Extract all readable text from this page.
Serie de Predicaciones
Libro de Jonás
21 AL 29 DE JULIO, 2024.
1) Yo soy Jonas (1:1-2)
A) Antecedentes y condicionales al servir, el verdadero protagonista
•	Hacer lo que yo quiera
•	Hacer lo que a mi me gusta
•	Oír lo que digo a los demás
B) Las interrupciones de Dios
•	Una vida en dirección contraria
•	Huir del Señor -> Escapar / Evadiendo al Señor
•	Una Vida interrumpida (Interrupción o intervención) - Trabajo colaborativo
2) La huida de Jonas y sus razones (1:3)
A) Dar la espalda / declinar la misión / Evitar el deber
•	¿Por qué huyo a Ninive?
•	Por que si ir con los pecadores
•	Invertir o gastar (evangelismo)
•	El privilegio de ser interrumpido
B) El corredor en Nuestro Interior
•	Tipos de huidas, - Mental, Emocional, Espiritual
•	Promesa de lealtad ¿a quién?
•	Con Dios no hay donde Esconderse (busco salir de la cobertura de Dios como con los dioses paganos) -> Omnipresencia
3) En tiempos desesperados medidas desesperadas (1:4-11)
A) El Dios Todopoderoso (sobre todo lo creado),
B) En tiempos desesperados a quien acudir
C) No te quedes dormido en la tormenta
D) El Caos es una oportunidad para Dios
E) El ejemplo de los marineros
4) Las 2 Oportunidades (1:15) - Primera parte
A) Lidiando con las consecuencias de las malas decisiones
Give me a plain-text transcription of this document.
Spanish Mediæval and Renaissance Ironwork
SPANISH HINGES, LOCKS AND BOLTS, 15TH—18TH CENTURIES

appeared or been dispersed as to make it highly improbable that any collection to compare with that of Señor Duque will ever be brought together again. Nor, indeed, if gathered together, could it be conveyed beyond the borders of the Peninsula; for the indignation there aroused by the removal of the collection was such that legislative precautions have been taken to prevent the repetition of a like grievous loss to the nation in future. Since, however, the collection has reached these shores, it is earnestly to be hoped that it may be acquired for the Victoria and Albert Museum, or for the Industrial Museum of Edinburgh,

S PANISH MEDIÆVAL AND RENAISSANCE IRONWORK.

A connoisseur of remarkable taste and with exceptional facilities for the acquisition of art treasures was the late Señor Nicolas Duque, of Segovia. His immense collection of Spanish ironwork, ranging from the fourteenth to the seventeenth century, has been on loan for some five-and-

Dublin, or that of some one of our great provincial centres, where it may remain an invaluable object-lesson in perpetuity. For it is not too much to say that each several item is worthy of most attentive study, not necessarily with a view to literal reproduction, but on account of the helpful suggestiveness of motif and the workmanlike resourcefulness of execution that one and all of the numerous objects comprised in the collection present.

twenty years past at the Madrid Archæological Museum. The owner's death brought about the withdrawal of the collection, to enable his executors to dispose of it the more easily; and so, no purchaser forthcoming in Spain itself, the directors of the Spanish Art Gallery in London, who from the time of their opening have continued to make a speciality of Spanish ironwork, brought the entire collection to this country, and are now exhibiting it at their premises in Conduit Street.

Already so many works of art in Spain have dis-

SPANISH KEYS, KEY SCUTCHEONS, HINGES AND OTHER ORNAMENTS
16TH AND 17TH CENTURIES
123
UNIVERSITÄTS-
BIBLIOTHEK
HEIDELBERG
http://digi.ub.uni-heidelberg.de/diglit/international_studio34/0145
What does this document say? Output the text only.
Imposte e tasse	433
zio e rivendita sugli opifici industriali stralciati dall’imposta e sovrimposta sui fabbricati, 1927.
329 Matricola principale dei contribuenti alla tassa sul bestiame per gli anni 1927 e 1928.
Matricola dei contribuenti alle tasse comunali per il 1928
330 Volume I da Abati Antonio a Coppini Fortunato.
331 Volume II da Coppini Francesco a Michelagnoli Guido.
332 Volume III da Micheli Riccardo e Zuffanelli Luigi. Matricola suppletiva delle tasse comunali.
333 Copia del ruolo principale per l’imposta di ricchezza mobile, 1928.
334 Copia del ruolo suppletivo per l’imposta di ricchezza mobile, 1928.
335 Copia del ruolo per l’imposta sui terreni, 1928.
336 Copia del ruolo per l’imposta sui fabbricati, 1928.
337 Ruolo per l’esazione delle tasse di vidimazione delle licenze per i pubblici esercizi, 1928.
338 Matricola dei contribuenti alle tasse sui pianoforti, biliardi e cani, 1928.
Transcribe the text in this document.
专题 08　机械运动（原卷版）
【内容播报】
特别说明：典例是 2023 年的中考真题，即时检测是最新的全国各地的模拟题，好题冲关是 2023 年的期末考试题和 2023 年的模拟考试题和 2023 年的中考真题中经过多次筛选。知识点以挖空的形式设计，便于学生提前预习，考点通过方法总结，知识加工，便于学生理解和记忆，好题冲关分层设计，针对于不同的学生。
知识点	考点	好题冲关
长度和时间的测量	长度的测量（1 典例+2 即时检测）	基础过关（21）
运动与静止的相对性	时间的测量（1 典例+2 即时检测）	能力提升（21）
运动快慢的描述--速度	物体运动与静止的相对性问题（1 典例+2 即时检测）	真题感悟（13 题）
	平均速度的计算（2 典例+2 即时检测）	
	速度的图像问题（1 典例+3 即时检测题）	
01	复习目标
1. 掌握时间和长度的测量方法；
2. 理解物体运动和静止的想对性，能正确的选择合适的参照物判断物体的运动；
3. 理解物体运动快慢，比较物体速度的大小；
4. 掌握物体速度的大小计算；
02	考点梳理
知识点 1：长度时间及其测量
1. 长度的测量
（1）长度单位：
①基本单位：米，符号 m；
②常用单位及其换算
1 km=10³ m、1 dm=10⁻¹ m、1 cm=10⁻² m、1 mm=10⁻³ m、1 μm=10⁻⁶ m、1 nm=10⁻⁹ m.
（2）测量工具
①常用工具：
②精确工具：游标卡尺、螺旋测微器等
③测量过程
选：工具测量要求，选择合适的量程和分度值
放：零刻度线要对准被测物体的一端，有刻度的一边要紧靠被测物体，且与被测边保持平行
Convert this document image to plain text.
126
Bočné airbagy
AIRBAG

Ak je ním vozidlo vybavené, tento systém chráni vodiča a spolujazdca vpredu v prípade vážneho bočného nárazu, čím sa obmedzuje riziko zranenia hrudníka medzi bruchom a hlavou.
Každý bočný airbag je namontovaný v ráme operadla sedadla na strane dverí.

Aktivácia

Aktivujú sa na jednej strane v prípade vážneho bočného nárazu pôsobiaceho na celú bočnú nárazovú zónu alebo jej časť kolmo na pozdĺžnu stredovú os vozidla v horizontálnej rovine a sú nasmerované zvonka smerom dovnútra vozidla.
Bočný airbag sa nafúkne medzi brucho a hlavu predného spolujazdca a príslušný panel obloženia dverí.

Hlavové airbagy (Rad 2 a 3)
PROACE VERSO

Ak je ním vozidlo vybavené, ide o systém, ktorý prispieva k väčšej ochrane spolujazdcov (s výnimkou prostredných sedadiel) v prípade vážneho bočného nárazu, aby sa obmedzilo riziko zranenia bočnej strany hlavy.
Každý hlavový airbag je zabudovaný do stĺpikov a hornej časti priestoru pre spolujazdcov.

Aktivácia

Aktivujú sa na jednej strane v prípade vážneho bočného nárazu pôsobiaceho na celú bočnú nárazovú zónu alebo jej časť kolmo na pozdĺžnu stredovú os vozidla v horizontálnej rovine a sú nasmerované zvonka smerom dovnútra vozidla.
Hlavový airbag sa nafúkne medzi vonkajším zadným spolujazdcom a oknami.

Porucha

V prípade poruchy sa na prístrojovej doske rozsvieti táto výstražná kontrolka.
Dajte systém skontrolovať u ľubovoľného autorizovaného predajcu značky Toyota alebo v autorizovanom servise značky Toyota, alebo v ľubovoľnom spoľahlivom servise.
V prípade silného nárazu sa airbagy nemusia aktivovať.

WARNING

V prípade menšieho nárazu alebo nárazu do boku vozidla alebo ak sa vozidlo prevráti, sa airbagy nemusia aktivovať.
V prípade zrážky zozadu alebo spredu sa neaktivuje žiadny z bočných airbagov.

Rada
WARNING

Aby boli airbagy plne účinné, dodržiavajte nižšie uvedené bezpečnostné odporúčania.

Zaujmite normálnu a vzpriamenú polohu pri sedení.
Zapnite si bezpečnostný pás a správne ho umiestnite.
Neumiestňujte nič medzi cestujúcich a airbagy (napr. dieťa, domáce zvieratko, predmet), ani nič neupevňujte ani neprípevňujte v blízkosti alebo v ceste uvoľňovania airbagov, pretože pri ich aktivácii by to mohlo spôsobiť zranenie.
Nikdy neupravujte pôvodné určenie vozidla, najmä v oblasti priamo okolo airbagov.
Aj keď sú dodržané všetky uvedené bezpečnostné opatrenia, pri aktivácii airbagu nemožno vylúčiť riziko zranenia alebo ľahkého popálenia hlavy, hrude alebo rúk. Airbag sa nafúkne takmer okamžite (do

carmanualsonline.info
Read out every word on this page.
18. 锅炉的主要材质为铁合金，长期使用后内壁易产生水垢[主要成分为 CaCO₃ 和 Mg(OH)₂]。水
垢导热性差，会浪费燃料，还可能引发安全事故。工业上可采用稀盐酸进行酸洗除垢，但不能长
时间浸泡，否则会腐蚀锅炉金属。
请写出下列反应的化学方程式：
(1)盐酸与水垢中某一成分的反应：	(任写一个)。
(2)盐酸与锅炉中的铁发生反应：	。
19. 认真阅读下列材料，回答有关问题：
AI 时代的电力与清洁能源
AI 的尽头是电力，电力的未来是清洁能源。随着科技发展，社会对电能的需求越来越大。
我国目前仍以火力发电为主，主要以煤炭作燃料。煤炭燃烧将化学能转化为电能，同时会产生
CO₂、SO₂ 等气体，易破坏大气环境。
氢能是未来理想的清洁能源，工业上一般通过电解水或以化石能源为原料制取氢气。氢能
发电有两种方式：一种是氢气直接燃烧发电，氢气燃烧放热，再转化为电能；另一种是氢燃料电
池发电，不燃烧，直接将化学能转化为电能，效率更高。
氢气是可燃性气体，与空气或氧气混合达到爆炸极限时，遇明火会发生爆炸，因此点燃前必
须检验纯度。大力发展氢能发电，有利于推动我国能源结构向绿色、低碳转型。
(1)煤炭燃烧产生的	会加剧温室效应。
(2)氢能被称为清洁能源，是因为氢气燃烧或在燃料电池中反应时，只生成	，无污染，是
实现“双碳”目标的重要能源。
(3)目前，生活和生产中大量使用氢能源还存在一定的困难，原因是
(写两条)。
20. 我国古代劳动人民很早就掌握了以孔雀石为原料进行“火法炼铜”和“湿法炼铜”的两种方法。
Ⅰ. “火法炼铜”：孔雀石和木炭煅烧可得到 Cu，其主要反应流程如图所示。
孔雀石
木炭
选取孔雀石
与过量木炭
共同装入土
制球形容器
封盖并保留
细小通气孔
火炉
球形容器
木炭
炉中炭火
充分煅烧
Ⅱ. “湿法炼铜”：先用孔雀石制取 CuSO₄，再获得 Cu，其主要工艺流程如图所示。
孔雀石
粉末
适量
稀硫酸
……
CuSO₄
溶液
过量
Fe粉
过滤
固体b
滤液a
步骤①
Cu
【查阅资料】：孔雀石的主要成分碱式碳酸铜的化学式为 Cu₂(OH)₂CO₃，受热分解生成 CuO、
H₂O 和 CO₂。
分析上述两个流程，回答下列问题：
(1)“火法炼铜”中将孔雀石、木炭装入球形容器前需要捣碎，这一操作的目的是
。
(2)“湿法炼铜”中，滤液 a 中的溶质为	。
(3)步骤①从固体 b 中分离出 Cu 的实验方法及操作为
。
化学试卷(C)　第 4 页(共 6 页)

+---+

> WHAT YOU SHOULD DO
From the records above, copy every line that holds the word "systém".

> TASK RESPONSE
Ak je ním vozidlo vybavené, tento systém chráni vodiča a spolujazdca vpredu v prípade vážneho bočného nárazu, čím sa obmedzuje riziko zranenia hrudníka medzi bruchom a hlavou.
Ak je ním vozidlo vybavené, ide o systém, ktorý prispieva k väčšej ochrane spolujazdcov (s výnimkou prostredných sedadiel) v prípade vážneho bočného nárazu, aby sa obmedzilo riziko zranenia bočnej strany hlavy.
Dajte systém skontrolovať u ľubovoľného autorizovaného predajcu značky Toyota alebo v autorizovanom servise značky Toyota, alebo v ľubovoľnom spoľahlivom servise.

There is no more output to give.